# START OF SUPPLIED DATA

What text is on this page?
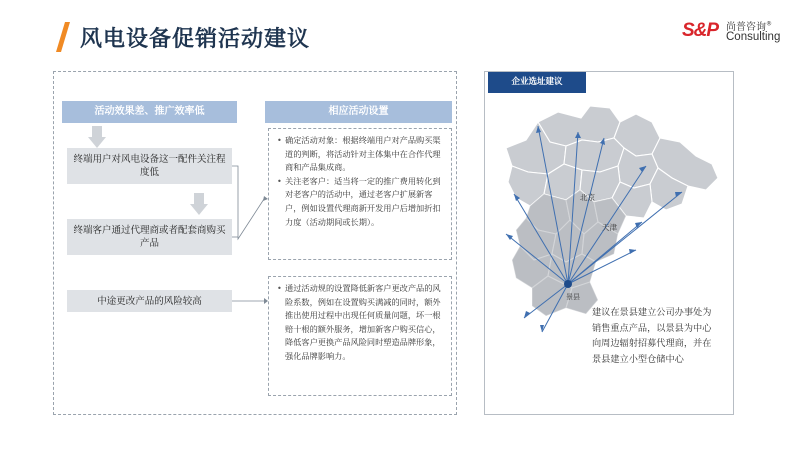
风电设备促销活动建议	S&P 尚普咨询®
Consulting
活动效果差、推广效率低	相应活动设置
终端用户对风电设备这一配件关注程度低
终端客户通过代理商或者配套商购买产品
中途更改产品的风险较高

• 确定活动对象：根据终端用户对产品购买渠道的判断，将活动针对主体集中在合作代理商和产品集成商。

• 关注老客户：适当将一定的推广费用转化到对老客户的活动中，通过老客户扩展新客户，例如设置代理商新开发用户后增加折扣力度（活动期间或长期）。

• 通过活动规的设置降低新客户更改产品的风险系数，例如在设置购买满减的同时，额外推出使用过程中出现任何质量问题，坏一根赔十根的额外服务，增加新客户购买信心，降低客户更换产品风险同时塑造品牌形象，强化品牌影响力。

企业选址建议
北京
天津
景县
建议在景县建立公司办事处为销售重点产品，以景县为中心向周边辐射招募代理商，并在景县建立小型仓储中心
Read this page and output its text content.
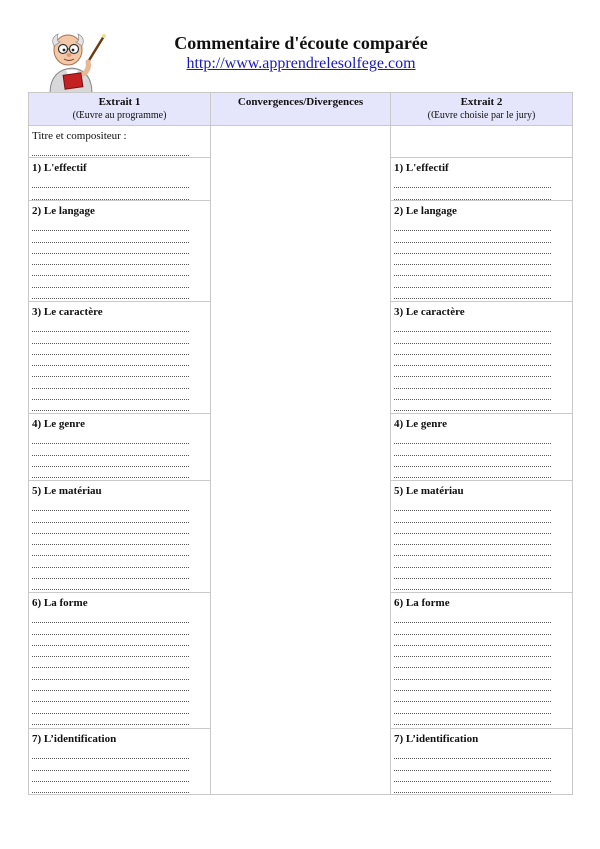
Commentaire d'écoute comparée
http://www.apprendrelesolfege.com
Extrait 1
(Œuvre au programme)
Titre et compositeur :
1) L'effectif
2) Le langage
3) Le caractère
4) Le genre
5) Le matériau
6) La forme
7) L’identification
Convergences/Divergences	Extrait 2
(Œuvre choisie par le jury)
1) L'effectif
2) Le langage
3) Le caractère
4) Le genre
5) Le matériau
6) La forme
7) L’identification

# END OF SUPPLIED DATA

— WRITTEN REQUEST —
Filter the entries down to the lines containing "this". Copy each of those lines.

— ANSWER —
What text is on this page?
Read this page and output its text content.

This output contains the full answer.